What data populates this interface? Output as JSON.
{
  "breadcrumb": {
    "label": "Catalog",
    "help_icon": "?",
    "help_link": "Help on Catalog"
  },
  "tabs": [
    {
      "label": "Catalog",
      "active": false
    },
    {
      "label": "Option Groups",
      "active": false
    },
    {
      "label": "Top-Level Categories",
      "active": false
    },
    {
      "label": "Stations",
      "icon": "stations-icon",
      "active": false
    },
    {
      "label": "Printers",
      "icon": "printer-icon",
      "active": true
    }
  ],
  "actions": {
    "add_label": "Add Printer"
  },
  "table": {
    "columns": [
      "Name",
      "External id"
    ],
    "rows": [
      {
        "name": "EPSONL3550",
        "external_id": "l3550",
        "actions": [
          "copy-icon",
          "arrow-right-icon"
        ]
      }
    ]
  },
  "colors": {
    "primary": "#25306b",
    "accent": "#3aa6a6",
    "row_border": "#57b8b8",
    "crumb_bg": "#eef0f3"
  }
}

________________________

- **What to produce**
Write out the full listing, keeping every line exactly as it is.

- **Output**
What data populates this interface? Output as JSON.
{
  "breadcrumb": {
    "label": "Catalog",
    "help_icon": "?",
    "help_link": "Help on Catalog"
  },
  "tabs": [
    {
      "label": "Catalog",
      "active": false
    },
    {
      "label": "Option Groups",
      "active": false
    },
    {
      "label": "Top-Level Categories",
      "active": false
    },
    {
      "label": "Stations",
      "icon": "stations-icon",
      "active": false
    },
    {
      "label": "Printers",
      "icon": "printer-icon",
      "active": true
    }
  ],
  "actions": {
    "add_label": "Add Printer"
  },
  "table": {
    "columns": [
      "Name",
      "External id"
    ],
    "rows": [
      {
        "name": "EPSONL3550",
        "external_id": "l3550",
        "actions": [
          "copy-icon",
          "arrow-right-icon"
        ]
      }
    ]
  },
  "colors": {
    "primary": "#25306b",
    "accent": "#3aa6a6",
    "row_border": "#57b8b8",
    "crumb_bg": "#eef0f3"
  }
}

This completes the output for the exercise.